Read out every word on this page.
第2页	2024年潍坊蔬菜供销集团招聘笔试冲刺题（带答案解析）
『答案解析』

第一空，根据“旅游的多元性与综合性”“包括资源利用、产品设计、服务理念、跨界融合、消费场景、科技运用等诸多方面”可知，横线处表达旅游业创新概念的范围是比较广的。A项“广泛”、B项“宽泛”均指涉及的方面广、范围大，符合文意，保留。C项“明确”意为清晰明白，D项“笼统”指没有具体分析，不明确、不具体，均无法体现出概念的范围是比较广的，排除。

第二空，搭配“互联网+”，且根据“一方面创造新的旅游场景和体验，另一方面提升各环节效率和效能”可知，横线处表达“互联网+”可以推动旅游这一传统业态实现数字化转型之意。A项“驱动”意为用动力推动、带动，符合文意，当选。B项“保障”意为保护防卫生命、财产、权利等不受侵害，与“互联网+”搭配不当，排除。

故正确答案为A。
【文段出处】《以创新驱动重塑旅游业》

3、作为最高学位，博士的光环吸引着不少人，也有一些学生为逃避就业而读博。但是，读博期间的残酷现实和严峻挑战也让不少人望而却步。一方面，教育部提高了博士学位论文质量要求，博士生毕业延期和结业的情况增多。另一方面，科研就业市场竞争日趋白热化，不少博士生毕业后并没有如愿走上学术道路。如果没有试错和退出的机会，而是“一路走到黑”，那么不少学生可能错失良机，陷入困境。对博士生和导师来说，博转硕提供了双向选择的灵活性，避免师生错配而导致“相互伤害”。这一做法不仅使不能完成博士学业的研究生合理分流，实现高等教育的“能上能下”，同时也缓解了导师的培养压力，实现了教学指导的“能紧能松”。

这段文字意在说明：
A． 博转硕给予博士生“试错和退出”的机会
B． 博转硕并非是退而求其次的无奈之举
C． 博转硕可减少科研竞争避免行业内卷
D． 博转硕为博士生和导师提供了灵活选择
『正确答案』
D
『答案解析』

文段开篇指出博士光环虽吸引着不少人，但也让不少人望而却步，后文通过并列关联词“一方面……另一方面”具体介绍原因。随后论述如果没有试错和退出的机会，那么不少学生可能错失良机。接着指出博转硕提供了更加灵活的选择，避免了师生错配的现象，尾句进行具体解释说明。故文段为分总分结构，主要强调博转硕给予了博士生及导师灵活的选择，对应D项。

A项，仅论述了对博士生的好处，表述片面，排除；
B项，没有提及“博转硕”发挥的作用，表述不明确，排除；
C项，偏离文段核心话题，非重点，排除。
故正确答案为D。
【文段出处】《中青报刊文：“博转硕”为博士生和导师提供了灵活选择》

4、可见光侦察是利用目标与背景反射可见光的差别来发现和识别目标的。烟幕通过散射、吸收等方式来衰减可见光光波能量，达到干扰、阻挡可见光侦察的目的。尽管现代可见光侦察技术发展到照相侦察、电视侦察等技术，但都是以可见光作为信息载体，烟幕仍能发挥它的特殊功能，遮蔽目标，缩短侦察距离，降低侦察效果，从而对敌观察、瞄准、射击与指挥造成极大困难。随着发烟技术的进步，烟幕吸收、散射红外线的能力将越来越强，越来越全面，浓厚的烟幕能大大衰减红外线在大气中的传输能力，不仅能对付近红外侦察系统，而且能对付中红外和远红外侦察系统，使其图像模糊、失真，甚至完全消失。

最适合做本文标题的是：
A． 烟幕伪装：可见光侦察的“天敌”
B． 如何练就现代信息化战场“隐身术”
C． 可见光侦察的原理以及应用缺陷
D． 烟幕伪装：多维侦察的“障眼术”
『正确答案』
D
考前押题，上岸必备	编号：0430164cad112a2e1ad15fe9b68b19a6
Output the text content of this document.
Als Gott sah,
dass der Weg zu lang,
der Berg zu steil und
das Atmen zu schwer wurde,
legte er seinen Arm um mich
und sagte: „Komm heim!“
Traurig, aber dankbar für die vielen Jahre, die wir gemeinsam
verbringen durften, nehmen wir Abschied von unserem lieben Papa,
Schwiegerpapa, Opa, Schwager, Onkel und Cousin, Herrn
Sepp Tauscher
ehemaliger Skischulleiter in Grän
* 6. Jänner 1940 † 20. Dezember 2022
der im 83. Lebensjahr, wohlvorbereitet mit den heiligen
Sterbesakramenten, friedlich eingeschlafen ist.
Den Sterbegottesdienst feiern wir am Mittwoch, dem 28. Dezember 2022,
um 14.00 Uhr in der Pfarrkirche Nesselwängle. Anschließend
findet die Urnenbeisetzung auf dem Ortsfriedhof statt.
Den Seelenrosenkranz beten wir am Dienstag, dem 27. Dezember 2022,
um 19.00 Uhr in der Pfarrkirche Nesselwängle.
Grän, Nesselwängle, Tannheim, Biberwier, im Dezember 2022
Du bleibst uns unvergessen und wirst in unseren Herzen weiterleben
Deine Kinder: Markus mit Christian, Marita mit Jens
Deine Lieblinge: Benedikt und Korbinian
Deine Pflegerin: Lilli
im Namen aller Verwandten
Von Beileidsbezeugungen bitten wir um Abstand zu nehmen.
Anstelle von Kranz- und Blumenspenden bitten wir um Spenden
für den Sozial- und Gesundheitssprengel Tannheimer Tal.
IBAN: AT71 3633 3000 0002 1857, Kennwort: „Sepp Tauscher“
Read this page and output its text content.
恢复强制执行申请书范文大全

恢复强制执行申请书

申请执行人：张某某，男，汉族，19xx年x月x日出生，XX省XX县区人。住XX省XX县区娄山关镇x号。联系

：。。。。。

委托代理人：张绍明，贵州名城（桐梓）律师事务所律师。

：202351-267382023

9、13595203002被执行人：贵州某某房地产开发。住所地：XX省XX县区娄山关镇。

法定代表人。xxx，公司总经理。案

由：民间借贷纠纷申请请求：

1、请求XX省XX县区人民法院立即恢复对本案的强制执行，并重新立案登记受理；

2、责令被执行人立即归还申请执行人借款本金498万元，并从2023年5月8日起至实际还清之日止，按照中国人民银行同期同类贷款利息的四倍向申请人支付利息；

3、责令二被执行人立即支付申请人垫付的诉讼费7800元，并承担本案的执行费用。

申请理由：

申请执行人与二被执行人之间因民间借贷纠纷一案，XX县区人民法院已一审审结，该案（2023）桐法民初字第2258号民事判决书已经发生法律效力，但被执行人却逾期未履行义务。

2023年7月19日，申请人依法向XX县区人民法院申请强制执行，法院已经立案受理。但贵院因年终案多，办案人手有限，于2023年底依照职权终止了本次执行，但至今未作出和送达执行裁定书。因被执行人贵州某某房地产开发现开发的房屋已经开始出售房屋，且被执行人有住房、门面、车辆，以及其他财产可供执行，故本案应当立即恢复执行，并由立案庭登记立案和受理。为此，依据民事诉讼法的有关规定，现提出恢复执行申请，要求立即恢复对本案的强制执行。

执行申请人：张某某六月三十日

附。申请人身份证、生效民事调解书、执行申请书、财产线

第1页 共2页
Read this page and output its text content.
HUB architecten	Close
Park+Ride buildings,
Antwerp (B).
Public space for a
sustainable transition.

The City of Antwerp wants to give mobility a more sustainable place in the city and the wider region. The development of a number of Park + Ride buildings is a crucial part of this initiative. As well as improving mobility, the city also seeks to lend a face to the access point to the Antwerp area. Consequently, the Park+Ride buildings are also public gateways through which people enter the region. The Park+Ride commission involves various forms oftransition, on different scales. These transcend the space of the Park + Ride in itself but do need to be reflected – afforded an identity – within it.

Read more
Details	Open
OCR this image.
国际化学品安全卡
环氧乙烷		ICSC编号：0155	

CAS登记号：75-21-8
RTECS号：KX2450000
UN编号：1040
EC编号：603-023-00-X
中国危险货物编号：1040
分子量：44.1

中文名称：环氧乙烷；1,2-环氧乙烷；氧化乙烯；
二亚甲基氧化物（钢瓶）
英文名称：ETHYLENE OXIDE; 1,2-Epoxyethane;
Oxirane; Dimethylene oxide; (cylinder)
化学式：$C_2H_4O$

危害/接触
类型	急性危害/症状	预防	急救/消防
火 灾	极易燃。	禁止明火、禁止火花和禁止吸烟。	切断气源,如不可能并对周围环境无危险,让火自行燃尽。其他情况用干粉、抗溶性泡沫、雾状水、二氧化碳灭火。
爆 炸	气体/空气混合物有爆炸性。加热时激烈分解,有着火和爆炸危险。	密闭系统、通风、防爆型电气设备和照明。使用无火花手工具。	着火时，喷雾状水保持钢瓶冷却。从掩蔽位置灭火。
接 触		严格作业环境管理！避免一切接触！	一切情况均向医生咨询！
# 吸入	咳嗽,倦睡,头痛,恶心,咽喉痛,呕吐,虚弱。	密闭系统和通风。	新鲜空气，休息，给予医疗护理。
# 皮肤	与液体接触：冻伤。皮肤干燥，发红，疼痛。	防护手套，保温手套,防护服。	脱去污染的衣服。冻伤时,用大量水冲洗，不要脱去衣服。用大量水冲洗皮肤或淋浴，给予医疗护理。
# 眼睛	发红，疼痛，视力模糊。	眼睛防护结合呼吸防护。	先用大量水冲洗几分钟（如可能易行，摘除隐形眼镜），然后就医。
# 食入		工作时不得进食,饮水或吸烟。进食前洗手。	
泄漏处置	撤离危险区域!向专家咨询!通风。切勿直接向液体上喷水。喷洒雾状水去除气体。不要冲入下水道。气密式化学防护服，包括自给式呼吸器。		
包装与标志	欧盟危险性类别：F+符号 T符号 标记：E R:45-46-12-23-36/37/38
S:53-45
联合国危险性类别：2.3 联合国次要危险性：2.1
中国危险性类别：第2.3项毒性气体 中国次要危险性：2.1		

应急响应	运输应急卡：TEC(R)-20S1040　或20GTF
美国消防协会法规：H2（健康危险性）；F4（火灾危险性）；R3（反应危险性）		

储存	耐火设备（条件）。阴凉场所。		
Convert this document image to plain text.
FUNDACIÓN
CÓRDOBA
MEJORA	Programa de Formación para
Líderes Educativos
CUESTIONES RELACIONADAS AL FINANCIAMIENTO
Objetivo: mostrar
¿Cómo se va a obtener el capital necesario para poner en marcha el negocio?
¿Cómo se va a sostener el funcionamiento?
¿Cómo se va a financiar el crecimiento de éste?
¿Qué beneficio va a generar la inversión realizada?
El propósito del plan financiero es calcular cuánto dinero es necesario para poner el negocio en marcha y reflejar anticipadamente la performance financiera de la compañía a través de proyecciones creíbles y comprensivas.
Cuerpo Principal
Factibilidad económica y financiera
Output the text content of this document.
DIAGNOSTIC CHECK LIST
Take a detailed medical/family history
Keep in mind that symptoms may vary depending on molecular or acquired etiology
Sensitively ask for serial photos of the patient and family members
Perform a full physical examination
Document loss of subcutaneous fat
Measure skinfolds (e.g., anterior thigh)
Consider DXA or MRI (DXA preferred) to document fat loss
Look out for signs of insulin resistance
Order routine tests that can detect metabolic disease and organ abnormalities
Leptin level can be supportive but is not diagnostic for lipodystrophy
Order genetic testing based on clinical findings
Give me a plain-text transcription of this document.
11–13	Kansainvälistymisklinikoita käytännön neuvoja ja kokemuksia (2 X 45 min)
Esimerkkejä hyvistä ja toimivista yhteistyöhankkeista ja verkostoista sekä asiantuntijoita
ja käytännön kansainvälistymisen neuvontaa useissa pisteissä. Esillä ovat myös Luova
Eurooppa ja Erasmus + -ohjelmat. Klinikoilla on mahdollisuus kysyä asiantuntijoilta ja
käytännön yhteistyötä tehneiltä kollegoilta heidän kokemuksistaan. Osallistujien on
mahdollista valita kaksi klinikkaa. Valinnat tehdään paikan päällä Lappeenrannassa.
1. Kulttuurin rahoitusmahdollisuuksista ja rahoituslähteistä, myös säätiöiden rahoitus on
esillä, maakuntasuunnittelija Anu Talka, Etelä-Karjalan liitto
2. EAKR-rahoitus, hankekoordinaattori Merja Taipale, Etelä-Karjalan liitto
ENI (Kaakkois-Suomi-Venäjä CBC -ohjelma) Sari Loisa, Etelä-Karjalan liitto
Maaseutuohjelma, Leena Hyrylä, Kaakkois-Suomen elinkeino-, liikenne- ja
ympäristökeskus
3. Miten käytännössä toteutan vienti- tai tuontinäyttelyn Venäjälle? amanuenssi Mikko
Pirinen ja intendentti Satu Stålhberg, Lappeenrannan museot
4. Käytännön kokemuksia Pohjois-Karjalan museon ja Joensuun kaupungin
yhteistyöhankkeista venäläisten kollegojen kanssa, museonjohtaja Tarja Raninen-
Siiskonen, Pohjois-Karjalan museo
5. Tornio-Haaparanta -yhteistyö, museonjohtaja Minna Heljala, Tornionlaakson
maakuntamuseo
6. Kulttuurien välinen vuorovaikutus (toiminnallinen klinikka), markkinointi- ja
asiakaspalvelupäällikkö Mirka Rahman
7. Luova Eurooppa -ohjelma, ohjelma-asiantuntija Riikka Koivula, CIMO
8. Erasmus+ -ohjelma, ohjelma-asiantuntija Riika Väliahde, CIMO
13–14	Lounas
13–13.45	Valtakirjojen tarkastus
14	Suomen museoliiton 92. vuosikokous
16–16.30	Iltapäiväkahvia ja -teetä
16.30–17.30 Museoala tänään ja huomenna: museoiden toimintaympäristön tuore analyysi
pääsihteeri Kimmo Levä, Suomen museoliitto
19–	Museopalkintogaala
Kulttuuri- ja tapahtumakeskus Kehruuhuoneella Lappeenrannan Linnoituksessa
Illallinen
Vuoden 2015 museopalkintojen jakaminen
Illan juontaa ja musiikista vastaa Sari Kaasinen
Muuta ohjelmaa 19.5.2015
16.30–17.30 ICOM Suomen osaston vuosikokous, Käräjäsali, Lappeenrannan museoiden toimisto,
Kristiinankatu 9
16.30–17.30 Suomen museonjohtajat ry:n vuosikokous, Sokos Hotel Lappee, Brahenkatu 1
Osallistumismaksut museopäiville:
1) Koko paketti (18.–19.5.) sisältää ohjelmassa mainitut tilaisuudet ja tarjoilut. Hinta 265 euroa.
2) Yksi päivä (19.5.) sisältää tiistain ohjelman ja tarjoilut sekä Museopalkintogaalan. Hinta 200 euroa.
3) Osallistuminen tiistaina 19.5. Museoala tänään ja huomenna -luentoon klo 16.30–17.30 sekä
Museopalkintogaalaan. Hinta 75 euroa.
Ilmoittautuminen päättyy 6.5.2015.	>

• • • • •

AIM OF THE TASK
Find the lines that include the string "sekä", then copy each of them.

TASK ANSWER
Esimerkkejä hyvistä ja toimivista yhteistyöhankkeista ja verkostoista sekä asiantuntijoita
2) Yksi päivä (19.5.) sisältää tiistain ohjelman ja tarjoilut sekä Museopalkintogaalan. Hinta 200 euroa.
3) Osallistuminen tiistaina 19.5. Museoala tänään ja huomenna -luentoon klo 16.30–17.30 sekä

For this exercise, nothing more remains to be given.